Problem statement » Seek out every line containing the word "range", and copy each.

Stored records »
= = = = =

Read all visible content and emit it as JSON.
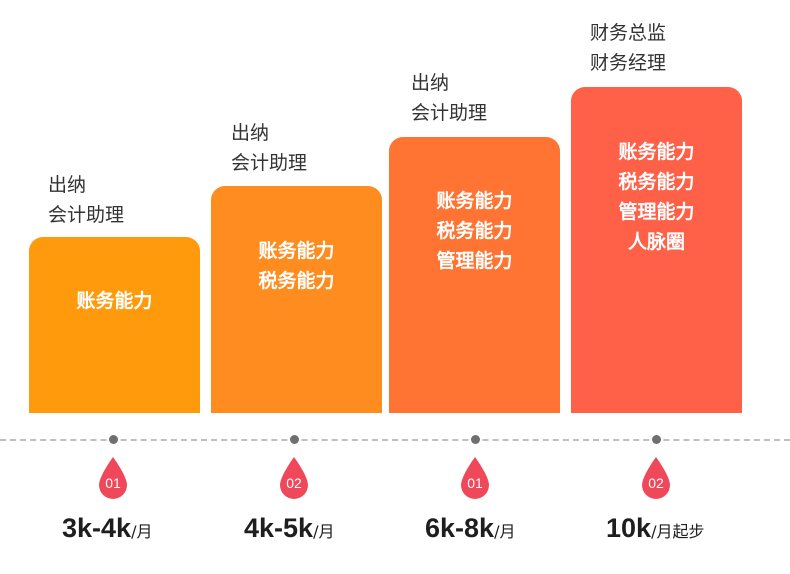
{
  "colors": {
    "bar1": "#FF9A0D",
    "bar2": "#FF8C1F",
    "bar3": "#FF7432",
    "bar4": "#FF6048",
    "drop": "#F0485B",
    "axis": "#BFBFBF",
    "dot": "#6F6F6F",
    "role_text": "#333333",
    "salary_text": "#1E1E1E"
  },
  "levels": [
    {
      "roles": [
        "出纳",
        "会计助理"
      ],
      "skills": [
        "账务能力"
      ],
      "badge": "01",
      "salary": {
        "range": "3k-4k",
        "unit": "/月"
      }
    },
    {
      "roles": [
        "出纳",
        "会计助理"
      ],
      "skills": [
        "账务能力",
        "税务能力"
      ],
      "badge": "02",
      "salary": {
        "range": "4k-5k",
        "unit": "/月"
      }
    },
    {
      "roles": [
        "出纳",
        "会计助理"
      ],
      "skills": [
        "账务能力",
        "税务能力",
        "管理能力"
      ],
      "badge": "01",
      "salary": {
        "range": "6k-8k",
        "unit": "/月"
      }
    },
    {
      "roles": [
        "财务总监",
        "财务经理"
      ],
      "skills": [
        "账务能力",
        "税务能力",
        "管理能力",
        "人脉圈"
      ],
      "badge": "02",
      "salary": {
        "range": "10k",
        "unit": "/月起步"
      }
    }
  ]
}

= = = = =

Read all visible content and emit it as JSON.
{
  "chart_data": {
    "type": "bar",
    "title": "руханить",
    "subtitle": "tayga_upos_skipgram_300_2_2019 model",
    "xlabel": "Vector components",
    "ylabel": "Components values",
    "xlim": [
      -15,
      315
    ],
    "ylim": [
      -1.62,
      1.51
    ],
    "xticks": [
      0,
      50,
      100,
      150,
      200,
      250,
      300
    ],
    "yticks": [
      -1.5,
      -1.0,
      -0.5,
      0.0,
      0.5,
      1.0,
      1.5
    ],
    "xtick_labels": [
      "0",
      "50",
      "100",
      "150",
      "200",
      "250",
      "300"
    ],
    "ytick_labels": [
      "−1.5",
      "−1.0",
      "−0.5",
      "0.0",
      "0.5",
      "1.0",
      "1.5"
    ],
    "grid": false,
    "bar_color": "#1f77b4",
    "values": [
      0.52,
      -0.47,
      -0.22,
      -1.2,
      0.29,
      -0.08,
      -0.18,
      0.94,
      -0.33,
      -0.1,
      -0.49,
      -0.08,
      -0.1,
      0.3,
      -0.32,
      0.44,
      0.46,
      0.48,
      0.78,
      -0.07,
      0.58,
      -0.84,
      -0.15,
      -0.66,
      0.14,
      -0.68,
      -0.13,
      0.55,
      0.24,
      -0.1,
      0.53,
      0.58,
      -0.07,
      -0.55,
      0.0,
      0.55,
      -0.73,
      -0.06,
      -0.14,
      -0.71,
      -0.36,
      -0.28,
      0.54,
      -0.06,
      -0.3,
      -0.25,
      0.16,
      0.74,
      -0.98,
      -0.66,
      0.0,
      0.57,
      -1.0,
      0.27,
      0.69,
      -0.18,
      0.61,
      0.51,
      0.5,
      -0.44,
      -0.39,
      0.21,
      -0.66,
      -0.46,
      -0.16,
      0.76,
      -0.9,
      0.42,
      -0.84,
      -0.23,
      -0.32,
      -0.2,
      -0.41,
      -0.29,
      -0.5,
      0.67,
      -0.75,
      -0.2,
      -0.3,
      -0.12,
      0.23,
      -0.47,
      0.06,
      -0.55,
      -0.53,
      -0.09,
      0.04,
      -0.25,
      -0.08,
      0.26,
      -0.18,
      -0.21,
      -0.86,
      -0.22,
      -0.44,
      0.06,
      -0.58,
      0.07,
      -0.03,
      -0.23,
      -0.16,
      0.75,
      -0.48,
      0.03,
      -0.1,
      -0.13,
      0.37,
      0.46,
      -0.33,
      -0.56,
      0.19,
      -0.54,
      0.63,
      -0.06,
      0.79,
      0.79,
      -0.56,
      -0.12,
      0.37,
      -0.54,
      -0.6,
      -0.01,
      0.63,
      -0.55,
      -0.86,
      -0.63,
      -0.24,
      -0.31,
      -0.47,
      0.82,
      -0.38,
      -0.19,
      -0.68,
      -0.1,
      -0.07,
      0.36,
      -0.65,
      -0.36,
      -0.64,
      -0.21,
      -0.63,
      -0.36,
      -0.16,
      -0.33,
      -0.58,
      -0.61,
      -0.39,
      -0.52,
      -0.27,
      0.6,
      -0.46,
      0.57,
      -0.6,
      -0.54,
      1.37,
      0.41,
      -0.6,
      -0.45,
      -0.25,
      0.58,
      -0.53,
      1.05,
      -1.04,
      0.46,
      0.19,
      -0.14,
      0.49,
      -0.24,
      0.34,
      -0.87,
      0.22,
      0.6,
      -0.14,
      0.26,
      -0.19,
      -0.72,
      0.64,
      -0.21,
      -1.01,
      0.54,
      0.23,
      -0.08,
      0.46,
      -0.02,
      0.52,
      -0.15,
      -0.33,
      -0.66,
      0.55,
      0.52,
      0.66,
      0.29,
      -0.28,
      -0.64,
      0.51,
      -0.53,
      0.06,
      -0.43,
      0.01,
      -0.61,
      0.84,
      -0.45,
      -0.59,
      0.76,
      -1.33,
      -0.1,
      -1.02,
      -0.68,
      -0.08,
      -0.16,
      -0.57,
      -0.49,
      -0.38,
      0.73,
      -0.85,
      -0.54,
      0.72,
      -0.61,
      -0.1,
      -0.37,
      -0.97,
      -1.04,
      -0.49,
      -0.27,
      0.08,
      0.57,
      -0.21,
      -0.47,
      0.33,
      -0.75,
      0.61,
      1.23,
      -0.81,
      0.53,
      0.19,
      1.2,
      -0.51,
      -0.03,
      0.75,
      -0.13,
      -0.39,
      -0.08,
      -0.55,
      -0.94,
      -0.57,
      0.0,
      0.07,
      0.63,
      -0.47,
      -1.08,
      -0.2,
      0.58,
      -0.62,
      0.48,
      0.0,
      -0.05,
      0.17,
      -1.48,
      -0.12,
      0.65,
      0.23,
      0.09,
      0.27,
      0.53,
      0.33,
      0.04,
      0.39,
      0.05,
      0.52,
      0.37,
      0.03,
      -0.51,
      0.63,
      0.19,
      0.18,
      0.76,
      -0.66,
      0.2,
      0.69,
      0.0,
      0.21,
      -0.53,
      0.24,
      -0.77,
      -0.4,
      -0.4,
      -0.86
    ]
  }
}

= = = = =

The response »
        "range": "3k-4k",
        "range": "4k-5k",
        "range": "6k-8k",
        "range": "10k",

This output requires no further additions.